Exercise details:
Below is a block of records; repeat all of them exactly.

(Bounding box prediction data)

-=-=-=-=-

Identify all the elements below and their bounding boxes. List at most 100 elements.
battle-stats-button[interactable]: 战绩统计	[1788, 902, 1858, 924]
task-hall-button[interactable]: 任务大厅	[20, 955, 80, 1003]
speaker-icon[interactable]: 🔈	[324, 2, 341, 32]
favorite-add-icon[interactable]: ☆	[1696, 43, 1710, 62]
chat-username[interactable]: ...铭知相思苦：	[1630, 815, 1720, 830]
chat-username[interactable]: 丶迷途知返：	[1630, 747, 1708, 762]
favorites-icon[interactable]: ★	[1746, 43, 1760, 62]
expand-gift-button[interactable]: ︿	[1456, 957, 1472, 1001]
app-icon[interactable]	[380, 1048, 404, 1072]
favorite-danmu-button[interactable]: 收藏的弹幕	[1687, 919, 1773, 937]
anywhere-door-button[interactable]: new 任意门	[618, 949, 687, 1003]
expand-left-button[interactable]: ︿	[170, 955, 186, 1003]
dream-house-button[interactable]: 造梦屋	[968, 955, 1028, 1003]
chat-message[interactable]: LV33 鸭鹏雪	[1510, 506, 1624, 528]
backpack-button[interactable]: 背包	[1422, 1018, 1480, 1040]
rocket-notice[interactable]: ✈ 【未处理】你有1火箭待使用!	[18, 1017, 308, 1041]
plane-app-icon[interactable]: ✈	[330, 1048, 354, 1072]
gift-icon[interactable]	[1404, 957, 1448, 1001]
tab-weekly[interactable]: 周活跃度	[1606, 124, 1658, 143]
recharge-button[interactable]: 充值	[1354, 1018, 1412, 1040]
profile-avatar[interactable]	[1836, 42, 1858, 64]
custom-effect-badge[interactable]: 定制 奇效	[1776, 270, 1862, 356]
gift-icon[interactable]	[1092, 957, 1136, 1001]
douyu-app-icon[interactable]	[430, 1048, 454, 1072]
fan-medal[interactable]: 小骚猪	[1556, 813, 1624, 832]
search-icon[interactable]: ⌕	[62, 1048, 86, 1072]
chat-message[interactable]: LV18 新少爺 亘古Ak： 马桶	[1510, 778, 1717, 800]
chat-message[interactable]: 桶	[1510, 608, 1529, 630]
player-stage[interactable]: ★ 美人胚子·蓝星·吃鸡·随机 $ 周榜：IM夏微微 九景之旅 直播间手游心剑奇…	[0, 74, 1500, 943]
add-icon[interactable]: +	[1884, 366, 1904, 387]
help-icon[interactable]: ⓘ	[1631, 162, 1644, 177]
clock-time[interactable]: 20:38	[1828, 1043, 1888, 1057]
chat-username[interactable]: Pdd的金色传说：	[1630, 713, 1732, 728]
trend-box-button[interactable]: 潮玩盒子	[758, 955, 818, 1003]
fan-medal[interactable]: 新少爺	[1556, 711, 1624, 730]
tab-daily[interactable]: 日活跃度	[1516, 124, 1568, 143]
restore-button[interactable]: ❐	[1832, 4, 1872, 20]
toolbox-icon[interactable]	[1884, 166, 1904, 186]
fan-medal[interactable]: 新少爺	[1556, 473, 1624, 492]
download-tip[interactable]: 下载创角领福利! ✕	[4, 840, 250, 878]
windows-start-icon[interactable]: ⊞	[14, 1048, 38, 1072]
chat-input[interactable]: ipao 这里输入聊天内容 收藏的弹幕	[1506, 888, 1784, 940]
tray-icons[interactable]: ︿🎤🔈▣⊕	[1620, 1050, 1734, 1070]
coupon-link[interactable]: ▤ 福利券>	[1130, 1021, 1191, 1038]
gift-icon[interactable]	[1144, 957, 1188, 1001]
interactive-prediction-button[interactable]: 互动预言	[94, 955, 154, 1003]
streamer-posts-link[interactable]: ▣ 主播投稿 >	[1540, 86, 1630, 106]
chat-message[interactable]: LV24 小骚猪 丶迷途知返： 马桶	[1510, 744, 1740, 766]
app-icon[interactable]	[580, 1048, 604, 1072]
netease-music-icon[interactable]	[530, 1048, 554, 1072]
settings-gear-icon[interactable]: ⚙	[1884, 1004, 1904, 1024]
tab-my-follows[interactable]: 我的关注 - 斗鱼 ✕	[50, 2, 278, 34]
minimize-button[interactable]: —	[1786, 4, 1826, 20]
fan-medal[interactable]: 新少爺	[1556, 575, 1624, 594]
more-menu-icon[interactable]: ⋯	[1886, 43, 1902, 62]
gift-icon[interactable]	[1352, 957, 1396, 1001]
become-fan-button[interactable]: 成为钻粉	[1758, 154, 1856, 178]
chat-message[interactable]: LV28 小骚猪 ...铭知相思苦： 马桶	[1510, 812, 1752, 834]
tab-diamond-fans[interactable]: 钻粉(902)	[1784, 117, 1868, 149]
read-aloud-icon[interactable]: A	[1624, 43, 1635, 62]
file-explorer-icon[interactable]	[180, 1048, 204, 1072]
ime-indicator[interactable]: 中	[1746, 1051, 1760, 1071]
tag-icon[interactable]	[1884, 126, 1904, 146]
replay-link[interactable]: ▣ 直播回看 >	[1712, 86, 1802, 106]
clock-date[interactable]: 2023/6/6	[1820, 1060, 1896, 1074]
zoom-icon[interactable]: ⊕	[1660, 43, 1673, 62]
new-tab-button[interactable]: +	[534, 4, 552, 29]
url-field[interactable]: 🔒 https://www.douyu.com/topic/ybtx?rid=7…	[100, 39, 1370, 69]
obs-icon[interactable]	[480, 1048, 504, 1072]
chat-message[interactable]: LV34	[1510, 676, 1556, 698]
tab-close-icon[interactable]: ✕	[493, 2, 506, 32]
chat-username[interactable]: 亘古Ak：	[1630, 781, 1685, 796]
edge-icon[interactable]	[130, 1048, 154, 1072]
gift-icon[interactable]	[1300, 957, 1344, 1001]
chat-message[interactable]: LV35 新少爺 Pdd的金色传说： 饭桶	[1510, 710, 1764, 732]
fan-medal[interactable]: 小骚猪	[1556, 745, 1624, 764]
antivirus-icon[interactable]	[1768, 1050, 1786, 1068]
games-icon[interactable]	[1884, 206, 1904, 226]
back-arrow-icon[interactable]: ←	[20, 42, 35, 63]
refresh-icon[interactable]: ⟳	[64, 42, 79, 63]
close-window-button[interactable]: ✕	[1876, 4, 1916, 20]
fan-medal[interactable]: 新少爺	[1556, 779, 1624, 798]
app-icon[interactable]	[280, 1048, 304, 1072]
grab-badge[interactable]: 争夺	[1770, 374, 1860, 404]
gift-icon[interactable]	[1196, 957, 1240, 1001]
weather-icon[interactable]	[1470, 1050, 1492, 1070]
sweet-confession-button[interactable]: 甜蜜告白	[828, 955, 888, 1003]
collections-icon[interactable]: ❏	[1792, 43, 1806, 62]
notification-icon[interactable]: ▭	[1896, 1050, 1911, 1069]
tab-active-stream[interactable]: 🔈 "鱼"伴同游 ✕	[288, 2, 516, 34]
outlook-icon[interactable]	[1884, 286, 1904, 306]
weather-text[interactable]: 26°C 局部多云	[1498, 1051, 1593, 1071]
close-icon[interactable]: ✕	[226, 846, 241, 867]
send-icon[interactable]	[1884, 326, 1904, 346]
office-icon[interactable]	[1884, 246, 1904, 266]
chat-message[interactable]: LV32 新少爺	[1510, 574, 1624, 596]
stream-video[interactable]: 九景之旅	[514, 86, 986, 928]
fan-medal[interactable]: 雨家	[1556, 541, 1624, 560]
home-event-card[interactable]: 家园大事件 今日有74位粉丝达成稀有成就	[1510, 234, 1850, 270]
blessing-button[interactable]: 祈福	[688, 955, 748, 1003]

-=-=-=-=-

Task answer:
Identify all the elements below and their bounding boxes. List at most 100 elements.
battle-stats-button[interactable]: 战绩统计	[1788, 902, 1858, 924]
task-hall-button[interactable]: 任务大厅	[20, 955, 80, 1003]
speaker-icon[interactable]: 🔈	[324, 2, 341, 32]
favorite-add-icon[interactable]: ☆	[1696, 43, 1710, 62]
chat-username[interactable]: ...铭知相思苦：	[1630, 815, 1720, 830]
chat-username[interactable]: 丶迷途知返：	[1630, 747, 1708, 762]
favorites-icon[interactable]: ★	[1746, 43, 1760, 62]
expand-gift-button[interactable]: ︿	[1456, 957, 1472, 1001]
app-icon[interactable]	[380, 1048, 404, 1072]
favorite-danmu-button[interactable]: 收藏的弹幕	[1687, 919, 1773, 937]
anywhere-door-button[interactable]: new 任意门	[618, 949, 687, 1003]
expand-left-button[interactable]: ︿	[170, 955, 186, 1003]
dream-house-button[interactable]: 造梦屋	[968, 955, 1028, 1003]
chat-message[interactable]: LV33 鸭鹏雪	[1510, 506, 1624, 528]
backpack-button[interactable]: 背包	[1422, 1018, 1480, 1040]
rocket-notice[interactable]: ✈ 【未处理】你有1火箭待使用!	[18, 1017, 308, 1041]
plane-app-icon[interactable]: ✈	[330, 1048, 354, 1072]
gift-icon[interactable]	[1404, 957, 1448, 1001]
tab-weekly[interactable]: 周活跃度	[1606, 124, 1658, 143]
recharge-button[interactable]: 充值	[1354, 1018, 1412, 1040]
profile-avatar[interactable]	[1836, 42, 1858, 64]
custom-effect-badge[interactable]: 定制 奇效	[1776, 270, 1862, 356]
gift-icon[interactable]	[1092, 957, 1136, 1001]
douyu-app-icon[interactable]	[430, 1048, 454, 1072]
fan-medal[interactable]: 小骚猪	[1556, 813, 1624, 832]
search-icon[interactable]: ⌕	[62, 1048, 86, 1072]
chat-message[interactable]: LV18 新少爺 亘古Ak： 马桶	[1510, 778, 1717, 800]
chat-message[interactable]: 桶	[1510, 608, 1529, 630]
player-stage[interactable]: ★ 美人胚子·蓝星·吃鸡·随机 $ 周榜：IM夏微微 九景之旅 直播间手游心剑奇…	[0, 74, 1500, 943]
add-icon[interactable]: +	[1884, 366, 1904, 387]
help-icon[interactable]: ⓘ	[1631, 162, 1644, 177]
clock-time[interactable]: 20:38	[1828, 1043, 1888, 1057]
chat-username[interactable]: Pdd的金色传说：	[1630, 713, 1732, 728]
trend-box-button[interactable]: 潮玩盒子	[758, 955, 818, 1003]
fan-medal[interactable]: 新少爺	[1556, 711, 1624, 730]
tab-daily[interactable]: 日活跃度	[1516, 124, 1568, 143]
restore-button[interactable]: ❐	[1832, 4, 1872, 20]
toolbox-icon[interactable]	[1884, 166, 1904, 186]
fan-medal[interactable]: 新少爺	[1556, 473, 1624, 492]
download-tip[interactable]: 下载创角领福利! ✕	[4, 840, 250, 878]
windows-start-icon[interactable]: ⊞	[14, 1048, 38, 1072]
chat-input[interactable]: ipao 这里输入聊天内容 收藏的弹幕	[1506, 888, 1784, 940]
tray-icons[interactable]: ︿🎤🔈▣⊕	[1620, 1050, 1734, 1070]
coupon-link[interactable]: ▤ 福利券>	[1130, 1021, 1191, 1038]
gift-icon[interactable]	[1144, 957, 1188, 1001]
interactive-prediction-button[interactable]: 互动预言	[94, 955, 154, 1003]
streamer-posts-link[interactable]: ▣ 主播投稿 >	[1540, 86, 1630, 106]
chat-message[interactable]: LV24 小骚猪 丶迷途知返： 马桶	[1510, 744, 1740, 766]
app-icon[interactable]	[580, 1048, 604, 1072]
netease-music-icon[interactable]	[530, 1048, 554, 1072]
settings-gear-icon[interactable]: ⚙	[1884, 1004, 1904, 1024]
tab-my-follows[interactable]: 我的关注 - 斗鱼 ✕	[50, 2, 278, 34]
minimize-button[interactable]: —	[1786, 4, 1826, 20]
fan-medal[interactable]: 新少爺	[1556, 575, 1624, 594]
more-menu-icon[interactable]: ⋯	[1886, 43, 1902, 62]
gift-icon[interactable]	[1352, 957, 1396, 1001]
become-fan-button[interactable]: 成为钻粉	[1758, 154, 1856, 178]
chat-message[interactable]: LV28 小骚猪 ...铭知相思苦： 马桶	[1510, 812, 1752, 834]
tab-diamond-fans[interactable]: 钻粉(902)	[1784, 117, 1868, 149]
read-aloud-icon[interactable]: A	[1624, 43, 1635, 62]
file-explorer-icon[interactable]	[180, 1048, 204, 1072]
ime-indicator[interactable]: 中	[1746, 1051, 1760, 1071]
tag-icon[interactable]	[1884, 126, 1904, 146]
replay-link[interactable]: ▣ 直播回看 >	[1712, 86, 1802, 106]
clock-date[interactable]: 2023/6/6	[1820, 1060, 1896, 1074]
zoom-icon[interactable]: ⊕	[1660, 43, 1673, 62]
new-tab-button[interactable]: +	[534, 4, 552, 29]
url-field[interactable]: 🔒 https://www.douyu.com/topic/ybtx?rid=7…	[100, 39, 1370, 69]
obs-icon[interactable]	[480, 1048, 504, 1072]
chat-message[interactable]: LV34	[1510, 676, 1556, 698]
tab-close-icon[interactable]: ✕	[493, 2, 506, 32]
chat-username[interactable]: 亘古Ak：	[1630, 781, 1685, 796]
edge-icon[interactable]	[130, 1048, 154, 1072]
gift-icon[interactable]	[1300, 957, 1344, 1001]
chat-message[interactable]: LV35 新少爺 Pdd的金色传说： 饭桶	[1510, 710, 1764, 732]
fan-medal[interactable]: 小骚猪	[1556, 745, 1624, 764]
antivirus-icon[interactable]	[1768, 1050, 1786, 1068]
games-icon[interactable]	[1884, 206, 1904, 226]
back-arrow-icon[interactable]: ←	[20, 42, 35, 63]
refresh-icon[interactable]: ⟳	[64, 42, 79, 63]
close-window-button[interactable]: ✕	[1876, 4, 1916, 20]
fan-medal[interactable]: 新少爺	[1556, 779, 1624, 798]
app-icon[interactable]	[280, 1048, 304, 1072]
grab-badge[interactable]: 争夺	[1770, 374, 1860, 404]
gift-icon[interactable]	[1196, 957, 1240, 1001]
weather-icon[interactable]	[1470, 1050, 1492, 1070]
sweet-confession-button[interactable]: 甜蜜告白	[828, 955, 888, 1003]
collections-icon[interactable]: ❏	[1792, 43, 1806, 62]
notification-icon[interactable]: ▭	[1896, 1050, 1911, 1069]
tab-active-stream[interactable]: 🔈 "鱼"伴同游 ✕	[288, 2, 516, 34]
outlook-icon[interactable]	[1884, 286, 1904, 306]
weather-text[interactable]: 26°C 局部多云	[1498, 1051, 1593, 1071]
close-icon[interactable]: ✕	[226, 846, 241, 867]
send-icon[interactable]	[1884, 326, 1904, 346]
office-icon[interactable]	[1884, 246, 1904, 266]
chat-message[interactable]: LV32 新少爺	[1510, 574, 1624, 596]
stream-video[interactable]: 九景之旅	[514, 86, 986, 928]
fan-medal[interactable]: 雨家	[1556, 541, 1624, 560]
home-event-card[interactable]: 家园大事件 今日有74位粉丝达成稀有成就	[1510, 234, 1850, 270]
blessing-button[interactable]: 祈福	[688, 955, 748, 1003]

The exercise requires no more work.